→ **Stated exercise**
Write out every entry, unchanged. Skip any picture.
#####
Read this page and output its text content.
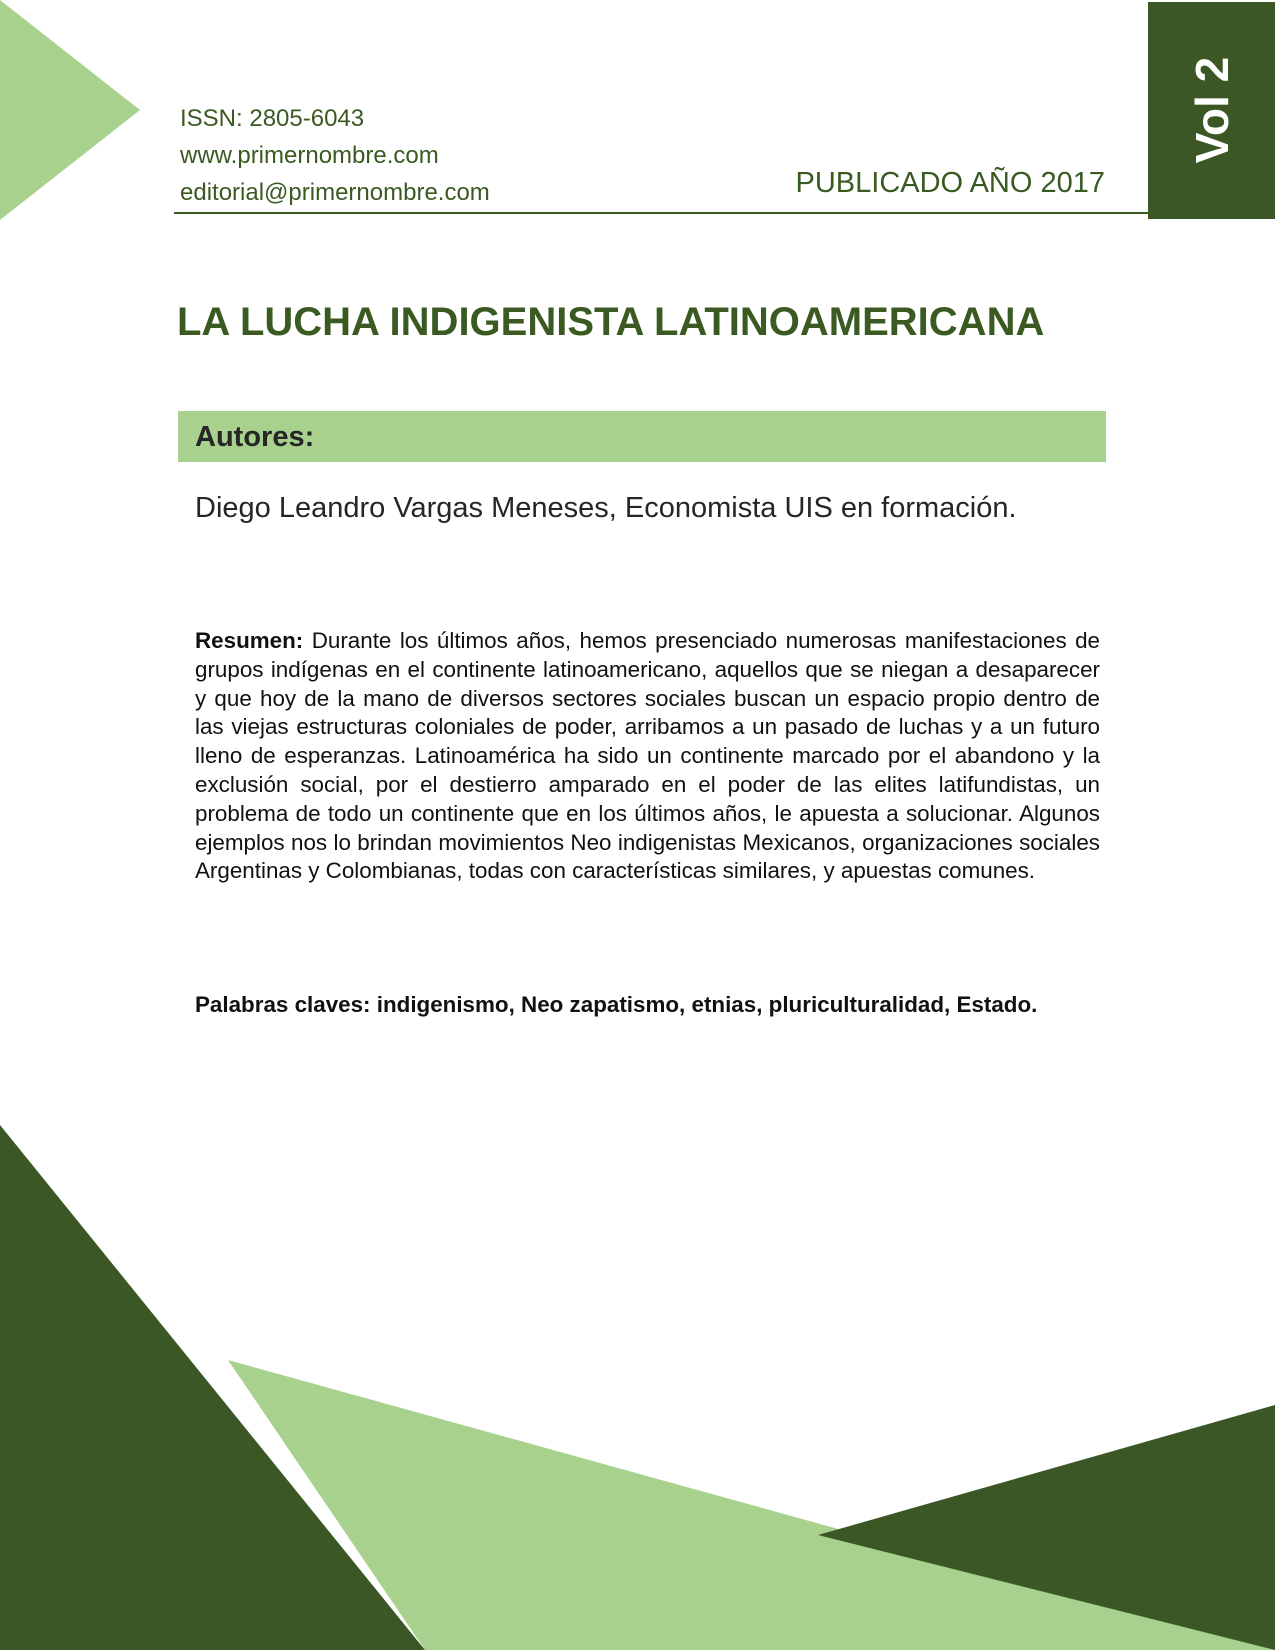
ISSN: 2805-6043
www.primernombre.com
editorial@primernombre.com	PUBLICADO AÑO 2017
Vol 2
LA LUCHA INDIGENISTA LATINOAMERICANA
Autores:
Diego Leandro Vargas Meneses, Economista UIS en formación.
Resumen: Durante los últimos años, hemos presenciado numerosas manifestaciones de grupos indígenas en el continente latinoamericano, aquellos que se niegan a desaparecer y que hoy de la mano de diversos sectores sociales buscan un espacio propio dentro de las viejas estructuras coloniales de poder, arribamos a un pasado de luchas y a un futuro lleno de esperanzas. Latinoamérica ha sido un continente marcado por el abandono y la exclusión social, por el destierro amparado en el poder de las elites latifundistas, un problema de todo un continente que en los últimos años, le apuesta a solucionar. Algunos ejemplos nos lo brindan movimientos Neo indigenistas Mexicanos, organizaciones sociales Argentinas y Colombianas, todas con características similares, y apuestas comunes.
Palabras claves: indigenismo, Neo zapatismo, etnias, pluriculturalidad, Estado.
#####
→ **Solution for this task**
Read this page and output its text content.
ISSN: 2805-6043
www.primernombre.com
editorial@primernombre.com	PUBLICADO AÑO 2017
Vol 2
LA LUCHA INDIGENISTA LATINOAMERICANA
Autores:
Diego Leandro Vargas Meneses, Economista UIS en formación.
Resumen: Durante los últimos años, hemos presenciado numerosas manifestaciones de grupos indígenas en el continente latinoamericano, aquellos que se niegan a desaparecer y que hoy de la mano de diversos sectores sociales buscan un espacio propio dentro de las viejas estructuras coloniales de poder, arribamos a un pasado de luchas y a un futuro lleno de esperanzas. Latinoamérica ha sido un continente marcado por el abandono y la exclusión social, por el destierro amparado en el poder de las elites latifundistas, un problema de todo un continente que en los últimos años, le apuesta a solucionar. Algunos ejemplos nos lo brindan movimientos Neo indigenistas Mexicanos, organizaciones sociales Argentinas y Colombianas, todas con características similares, y apuestas comunes.
Palabras claves: indigenismo, Neo zapatismo, etnias, pluriculturalidad, Estado.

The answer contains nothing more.